*Text excerpt:*
···

Lestat explains early on in TVL that, growing up, he was often treated as a burden by his family.  That his refusal to accept his lot in life, his persistent dreaming and hope, his persistent attempts to improve and even escape the dreary dead-end of his provincial life caused a great deal of consternation, disapproval and even anger and cruelty from his father and two brothers, even at times resulting in physical and verbal abuse at their hands.  So early on in life, Lestat was already taught by those closest to him that his enthusiasm and fighting spirit and positivity were bad things.  That to truly be himself, to be the free spirit that he was and to fight for what he really wanted, were things he couldn’t do without being a “bad person”.  He even has a conversation with Gabrielle specifically about this, about Lestat’s fears that to defy his father and brother’s is equal to him being bad, that he can’t be himself and do what he actually wants without giving up the ability to be good.  And anyone who knows anything about Lestat’s character should know that the true driving force behind basically every one of his actions is the desire to do and be good.
So already at this early stage of his life, Lestat is made to believe that who he is, his natural personality, is a thorn in the sides of most people he knows.  I know that in this fandom, it gets made fun of often, that Lestat is referred to as “a lot”, and people laugh about his overbearing personality.  But it’s actually incredibly sad, that here we have a person who, because of his innate optimism and hope, was made by his own family to feel like a disappointment and a burden.
Moving on, and looking at how this aspect of Lestat’s personality, this positivity, his refusal to quit and his undying belief in the “impossible”, effects his relationship with Nicki in particular, I think is vitally important in understanding Lestat’s relationship with Louis later on, and why it plays out the way it initially does.
The entire story between Lestat and Nicki is particularly heartbreaking, because of the deep and genuine love which existed between them, and how it eventually eroded and ended in genuine resentment and even hatred toward Lestat from Nicki, and specifically, because of how this ends up effecting Lestat and his perception of himself and the way he ends up conducting himself with the other great love of his life in Louis.

···

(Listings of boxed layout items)
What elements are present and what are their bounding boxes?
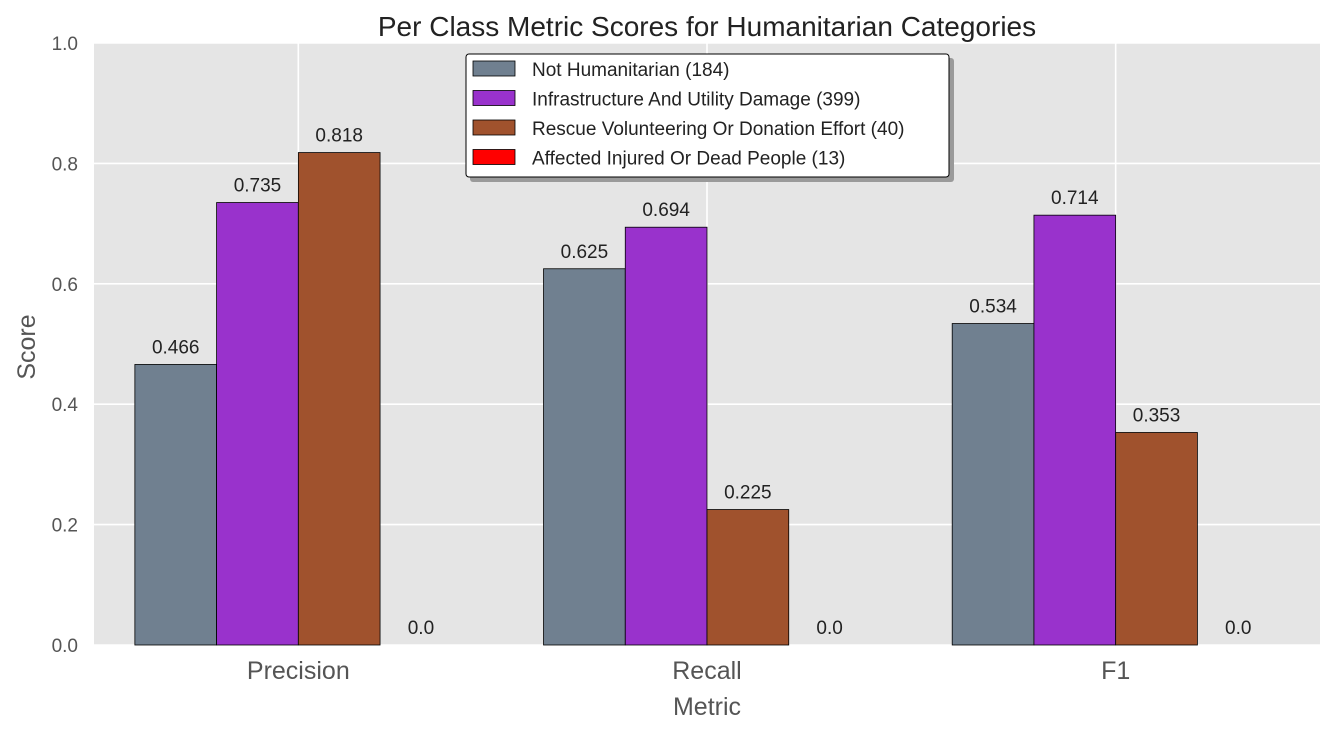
legend-label: Infrastructure And Utility Damage (399) bbox=[532, 90, 860, 111]
legend-label: Rescue Volunteering Or Donation Effort (… bbox=[532, 119, 904, 140]
bar bbox=[951, 323, 1035, 646]
legend: Not Humanitarian (184) Infrastructure And… bbox=[465, 53, 954, 182]
bar bbox=[1115, 432, 1198, 646]
bar bbox=[543, 268, 626, 646]
data-label: 0.625 bbox=[561, 242, 609, 263]
y-axis-title: Score bbox=[13, 314, 41, 379]
y-tick-label: 0.8 bbox=[52, 154, 78, 175]
bar bbox=[706, 509, 790, 646]
legend-swatch bbox=[472, 90, 516, 106]
data-label: 0.694 bbox=[642, 200, 690, 221]
data-label: 0.0 bbox=[816, 618, 842, 639]
bar bbox=[624, 226, 708, 646]
bar bbox=[1033, 214, 1117, 646]
y-tick-label: 0.0 bbox=[52, 636, 78, 657]
bar bbox=[216, 202, 299, 646]
legend-swatch bbox=[472, 149, 516, 165]
bars bbox=[134, 152, 1198, 646]
data-label: 0.714 bbox=[1051, 188, 1099, 209]
x-tick-label: F1 bbox=[1101, 657, 1130, 685]
legend-box bbox=[465, 53, 950, 178]
y-axis-ticks: 0.0 0.2 0.4 0.6 0.8 1.0 bbox=[52, 34, 79, 657]
data-label: 0.353 bbox=[1133, 405, 1181, 426]
data-label: 0.0 bbox=[1225, 618, 1251, 639]
x-axis-ticks: Precision Recall F1 bbox=[247, 657, 1130, 685]
y-tick-label: 1.0 bbox=[52, 34, 78, 55]
legend-label: Not Humanitarian (184) bbox=[532, 60, 729, 81]
data-label: 0.0 bbox=[408, 618, 434, 639]
y-tick-label: 0.2 bbox=[52, 516, 78, 537]
data-label: 0.225 bbox=[724, 483, 772, 504]
legend-label: Affected Injured Or Dead People (13) bbox=[532, 149, 845, 170]
bar bbox=[297, 152, 381, 646]
y-tick-label: 0.4 bbox=[52, 395, 79, 416]
bar bbox=[134, 364, 217, 646]
legend-swatch bbox=[472, 119, 516, 136]
x-tick-label: Precision bbox=[247, 657, 350, 685]
data-label: 0.466 bbox=[152, 337, 200, 358]
data-labels: 0.466 0.625 0.534 0.735 0.694 0.714 0.818 0.225… bbox=[152, 126, 1252, 639]
legend-swatch bbox=[472, 60, 516, 77]
y-tick-label: 0.6 bbox=[52, 275, 78, 296]
x-axis-title: Metric bbox=[673, 693, 741, 721]
chart-title: Per Class Metric Scores for Humanitarian… bbox=[378, 11, 1036, 42]
data-label: 0.735 bbox=[234, 176, 282, 197]
data-label: 0.818 bbox=[315, 126, 363, 147]
x-tick-label: Recall bbox=[672, 657, 741, 685]
data-label: 0.534 bbox=[969, 297, 1017, 318]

···

*Things to do:*
(1) Please rewrite the Lestat commentary starting at "So already at" and ending at "and a burden.", replacing "burden" with "nuisance".
(2) In the Lestat commentary, which members of his family abused Lestat physically and verbally?

*Solved problems:*
(1)
So already at this early stage of his life, Lestat is made to believe that who he is, his natural personality, is a thorn in the sides of most people he knows.  I know that in this fandom, it gets made fun of often, that Lestat is referred to as “a lot”, and people laugh about his overbearing personality.  But it’s actually incredibly sad, that here we have a person who, because of his innate optimism and hope, was made by his own family to feel like a disappointment and a nuisance.

(2) His father and his two brothers.